Work to do: Find the word "storage" in the data. Return every line where it appears.

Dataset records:
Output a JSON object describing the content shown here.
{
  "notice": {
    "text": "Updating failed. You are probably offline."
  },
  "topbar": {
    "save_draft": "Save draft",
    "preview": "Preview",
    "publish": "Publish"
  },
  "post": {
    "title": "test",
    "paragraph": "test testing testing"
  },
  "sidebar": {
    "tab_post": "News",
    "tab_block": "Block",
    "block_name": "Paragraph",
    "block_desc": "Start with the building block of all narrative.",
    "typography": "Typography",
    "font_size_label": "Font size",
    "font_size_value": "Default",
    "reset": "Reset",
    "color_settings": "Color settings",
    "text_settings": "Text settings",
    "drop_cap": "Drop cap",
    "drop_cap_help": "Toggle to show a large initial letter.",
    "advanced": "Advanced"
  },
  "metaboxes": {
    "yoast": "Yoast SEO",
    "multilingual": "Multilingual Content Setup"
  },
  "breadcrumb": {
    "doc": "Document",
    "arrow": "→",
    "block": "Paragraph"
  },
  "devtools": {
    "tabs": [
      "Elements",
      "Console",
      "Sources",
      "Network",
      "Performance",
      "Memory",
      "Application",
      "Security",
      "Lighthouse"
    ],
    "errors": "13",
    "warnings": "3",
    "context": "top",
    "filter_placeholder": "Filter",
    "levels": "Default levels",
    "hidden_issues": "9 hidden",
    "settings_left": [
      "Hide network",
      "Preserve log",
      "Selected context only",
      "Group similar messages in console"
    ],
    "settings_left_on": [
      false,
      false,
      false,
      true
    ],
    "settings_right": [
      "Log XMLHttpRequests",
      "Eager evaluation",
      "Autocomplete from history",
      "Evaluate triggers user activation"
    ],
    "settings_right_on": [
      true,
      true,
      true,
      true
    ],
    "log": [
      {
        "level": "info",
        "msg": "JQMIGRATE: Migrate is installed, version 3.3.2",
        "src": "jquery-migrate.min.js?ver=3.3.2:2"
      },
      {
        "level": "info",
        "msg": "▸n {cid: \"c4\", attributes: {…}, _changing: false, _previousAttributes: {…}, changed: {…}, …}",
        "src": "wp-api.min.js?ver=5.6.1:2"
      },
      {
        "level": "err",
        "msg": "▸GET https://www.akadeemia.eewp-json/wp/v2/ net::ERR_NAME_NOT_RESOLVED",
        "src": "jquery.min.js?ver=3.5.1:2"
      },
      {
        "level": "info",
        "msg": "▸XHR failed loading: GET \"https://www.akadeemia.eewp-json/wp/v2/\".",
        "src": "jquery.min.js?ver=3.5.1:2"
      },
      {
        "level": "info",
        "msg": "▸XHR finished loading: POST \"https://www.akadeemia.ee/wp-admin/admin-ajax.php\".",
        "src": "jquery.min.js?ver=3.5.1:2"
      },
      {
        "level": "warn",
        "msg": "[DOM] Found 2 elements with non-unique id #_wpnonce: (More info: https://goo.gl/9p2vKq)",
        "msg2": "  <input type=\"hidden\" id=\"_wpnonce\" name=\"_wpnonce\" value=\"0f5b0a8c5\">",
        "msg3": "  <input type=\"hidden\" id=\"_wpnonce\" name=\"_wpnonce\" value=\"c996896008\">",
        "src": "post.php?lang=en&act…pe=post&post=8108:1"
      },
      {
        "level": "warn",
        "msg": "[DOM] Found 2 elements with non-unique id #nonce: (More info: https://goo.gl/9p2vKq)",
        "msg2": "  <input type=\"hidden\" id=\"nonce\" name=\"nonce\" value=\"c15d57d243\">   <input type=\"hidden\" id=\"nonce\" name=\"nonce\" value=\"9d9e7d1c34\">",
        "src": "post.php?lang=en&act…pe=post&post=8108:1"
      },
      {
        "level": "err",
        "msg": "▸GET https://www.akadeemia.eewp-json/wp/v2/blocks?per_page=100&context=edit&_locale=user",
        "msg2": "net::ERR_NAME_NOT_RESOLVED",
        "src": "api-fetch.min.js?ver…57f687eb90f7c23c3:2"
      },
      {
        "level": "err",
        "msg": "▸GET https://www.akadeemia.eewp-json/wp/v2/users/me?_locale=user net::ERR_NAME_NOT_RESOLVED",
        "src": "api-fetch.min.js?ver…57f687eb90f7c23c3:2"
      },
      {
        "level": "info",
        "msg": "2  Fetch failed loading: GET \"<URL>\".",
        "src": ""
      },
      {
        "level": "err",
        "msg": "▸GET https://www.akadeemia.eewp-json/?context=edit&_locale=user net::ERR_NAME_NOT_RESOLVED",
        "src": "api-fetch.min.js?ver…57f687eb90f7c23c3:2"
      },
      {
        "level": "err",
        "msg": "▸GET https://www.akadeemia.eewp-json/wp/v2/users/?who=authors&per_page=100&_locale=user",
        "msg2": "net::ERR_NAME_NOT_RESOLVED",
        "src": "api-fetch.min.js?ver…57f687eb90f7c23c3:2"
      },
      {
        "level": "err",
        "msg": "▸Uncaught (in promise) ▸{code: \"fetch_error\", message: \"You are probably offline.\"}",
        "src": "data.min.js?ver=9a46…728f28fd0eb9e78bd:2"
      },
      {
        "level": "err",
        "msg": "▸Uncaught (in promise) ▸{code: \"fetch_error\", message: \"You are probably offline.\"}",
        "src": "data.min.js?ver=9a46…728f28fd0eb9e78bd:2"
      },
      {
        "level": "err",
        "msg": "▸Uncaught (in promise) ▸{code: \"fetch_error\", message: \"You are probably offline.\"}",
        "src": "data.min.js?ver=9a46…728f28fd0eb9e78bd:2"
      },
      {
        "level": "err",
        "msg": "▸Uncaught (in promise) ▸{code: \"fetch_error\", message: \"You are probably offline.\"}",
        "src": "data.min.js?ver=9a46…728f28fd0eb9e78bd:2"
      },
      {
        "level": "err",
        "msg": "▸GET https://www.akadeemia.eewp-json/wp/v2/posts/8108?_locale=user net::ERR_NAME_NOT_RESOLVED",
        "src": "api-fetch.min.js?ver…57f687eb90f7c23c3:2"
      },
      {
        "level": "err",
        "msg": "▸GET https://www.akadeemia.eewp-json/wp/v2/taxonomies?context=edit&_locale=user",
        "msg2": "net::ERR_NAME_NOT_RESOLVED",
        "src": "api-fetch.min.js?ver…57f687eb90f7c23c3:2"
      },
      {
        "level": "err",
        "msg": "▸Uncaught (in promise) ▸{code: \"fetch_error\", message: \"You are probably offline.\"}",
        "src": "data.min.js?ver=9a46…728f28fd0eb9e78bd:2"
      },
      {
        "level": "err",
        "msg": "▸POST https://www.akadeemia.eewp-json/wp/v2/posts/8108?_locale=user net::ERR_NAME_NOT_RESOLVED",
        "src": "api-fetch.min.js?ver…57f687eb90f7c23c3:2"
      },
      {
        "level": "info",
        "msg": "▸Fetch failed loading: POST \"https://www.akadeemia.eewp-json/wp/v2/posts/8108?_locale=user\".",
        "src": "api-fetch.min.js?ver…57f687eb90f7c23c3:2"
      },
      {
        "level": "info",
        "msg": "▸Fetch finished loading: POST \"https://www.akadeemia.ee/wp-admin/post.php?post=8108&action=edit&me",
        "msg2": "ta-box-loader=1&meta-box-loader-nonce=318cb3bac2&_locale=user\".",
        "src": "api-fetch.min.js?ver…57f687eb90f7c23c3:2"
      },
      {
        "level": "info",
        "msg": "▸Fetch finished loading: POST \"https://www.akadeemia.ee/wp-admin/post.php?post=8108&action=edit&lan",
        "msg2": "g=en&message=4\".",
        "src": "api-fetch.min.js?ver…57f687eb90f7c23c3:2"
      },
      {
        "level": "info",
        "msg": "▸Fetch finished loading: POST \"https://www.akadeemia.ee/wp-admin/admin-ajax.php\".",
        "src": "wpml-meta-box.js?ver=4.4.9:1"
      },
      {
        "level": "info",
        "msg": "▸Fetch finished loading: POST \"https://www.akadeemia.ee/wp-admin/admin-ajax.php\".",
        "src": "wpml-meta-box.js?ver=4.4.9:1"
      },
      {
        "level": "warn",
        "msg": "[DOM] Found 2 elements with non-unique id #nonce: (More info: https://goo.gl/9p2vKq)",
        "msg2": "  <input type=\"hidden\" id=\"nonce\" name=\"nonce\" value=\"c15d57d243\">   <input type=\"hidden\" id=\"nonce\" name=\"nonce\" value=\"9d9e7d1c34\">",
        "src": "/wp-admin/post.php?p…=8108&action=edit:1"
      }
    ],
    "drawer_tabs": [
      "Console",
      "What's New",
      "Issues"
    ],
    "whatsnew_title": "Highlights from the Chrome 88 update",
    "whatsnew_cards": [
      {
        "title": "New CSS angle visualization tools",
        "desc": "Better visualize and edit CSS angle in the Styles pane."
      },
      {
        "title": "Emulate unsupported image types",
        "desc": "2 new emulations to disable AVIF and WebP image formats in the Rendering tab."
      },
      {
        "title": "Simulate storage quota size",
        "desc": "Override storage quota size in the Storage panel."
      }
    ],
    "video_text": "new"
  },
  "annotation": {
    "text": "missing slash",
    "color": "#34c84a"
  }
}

Exercise response:
        "title": "Simulate storage quota size",
        "desc": "Override storage quota size in the Storage panel."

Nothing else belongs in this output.